▶ Data listing
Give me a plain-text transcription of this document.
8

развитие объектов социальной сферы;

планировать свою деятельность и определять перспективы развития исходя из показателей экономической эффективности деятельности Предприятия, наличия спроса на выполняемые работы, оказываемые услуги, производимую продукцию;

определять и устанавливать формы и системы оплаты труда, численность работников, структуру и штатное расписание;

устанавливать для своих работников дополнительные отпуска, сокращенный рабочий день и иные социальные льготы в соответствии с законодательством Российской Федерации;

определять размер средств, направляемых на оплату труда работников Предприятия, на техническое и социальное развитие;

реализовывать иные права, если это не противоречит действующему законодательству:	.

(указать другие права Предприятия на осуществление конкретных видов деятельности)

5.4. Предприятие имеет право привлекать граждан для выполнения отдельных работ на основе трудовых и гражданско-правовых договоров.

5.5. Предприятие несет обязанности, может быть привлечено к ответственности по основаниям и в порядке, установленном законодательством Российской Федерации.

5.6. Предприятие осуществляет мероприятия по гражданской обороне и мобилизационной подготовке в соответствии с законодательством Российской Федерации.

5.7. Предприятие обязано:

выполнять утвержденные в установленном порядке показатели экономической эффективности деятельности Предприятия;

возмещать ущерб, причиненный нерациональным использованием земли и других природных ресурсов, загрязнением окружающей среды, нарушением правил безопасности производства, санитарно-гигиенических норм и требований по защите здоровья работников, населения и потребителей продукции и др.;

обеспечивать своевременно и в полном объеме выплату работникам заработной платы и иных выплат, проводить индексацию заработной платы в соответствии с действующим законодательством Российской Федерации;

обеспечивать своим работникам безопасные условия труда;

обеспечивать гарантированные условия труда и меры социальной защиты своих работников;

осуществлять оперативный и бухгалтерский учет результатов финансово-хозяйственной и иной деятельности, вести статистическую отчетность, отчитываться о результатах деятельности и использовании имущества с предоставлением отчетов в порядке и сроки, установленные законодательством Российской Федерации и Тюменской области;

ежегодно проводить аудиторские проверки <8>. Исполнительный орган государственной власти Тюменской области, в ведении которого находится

▶ GOAL
Nothing should be left out: repeat all of the data exactly.

▶ SOLVED EXERCISE
Give me a plain-text transcription of this document.
8

развитие объектов социальной сферы;

планировать свою деятельность и определять перспективы развития исходя из показателей экономической эффективности деятельности Предприятия, наличия спроса на выполняемые работы, оказываемые услуги, производимую продукцию;

определять и устанавливать формы и системы оплаты труда, численность работников, структуру и штатное расписание;

устанавливать для своих работников дополнительные отпуска, сокращенный рабочий день и иные социальные льготы в соответствии с законодательством Российской Федерации;

определять размер средств, направляемых на оплату труда работников Предприятия, на техническое и социальное развитие;

реализовывать иные права, если это не противоречит действующему законодательству:	.

(указать другие права Предприятия на осуществление конкретных видов деятельности)

5.4. Предприятие имеет право привлекать граждан для выполнения отдельных работ на основе трудовых и гражданско-правовых договоров.

5.5. Предприятие несет обязанности, может быть привлечено к ответственности по основаниям и в порядке, установленном законодательством Российской Федерации.

5.6. Предприятие осуществляет мероприятия по гражданской обороне и мобилизационной подготовке в соответствии с законодательством Российской Федерации.

5.7. Предприятие обязано:

выполнять утвержденные в установленном порядке показатели экономической эффективности деятельности Предприятия;

возмещать ущерб, причиненный нерациональным использованием земли и других природных ресурсов, загрязнением окружающей среды, нарушением правил безопасности производства, санитарно-гигиенических норм и требований по защите здоровья работников, населения и потребителей продукции и др.;

обеспечивать своевременно и в полном объеме выплату работникам заработной платы и иных выплат, проводить индексацию заработной платы в соответствии с действующим законодательством Российской Федерации;

обеспечивать своим работникам безопасные условия труда;

обеспечивать гарантированные условия труда и меры социальной защиты своих работников;

осуществлять оперативный и бухгалтерский учет результатов финансово-хозяйственной и иной деятельности, вести статистическую отчетность, отчитываться о результатах деятельности и использовании имущества с предоставлением отчетов в порядке и сроки, установленные законодательством Российской Федерации и Тюменской области;

ежегодно проводить аудиторские проверки <8>. Исполнительный орган государственной власти Тюменской области, в ведении которого находится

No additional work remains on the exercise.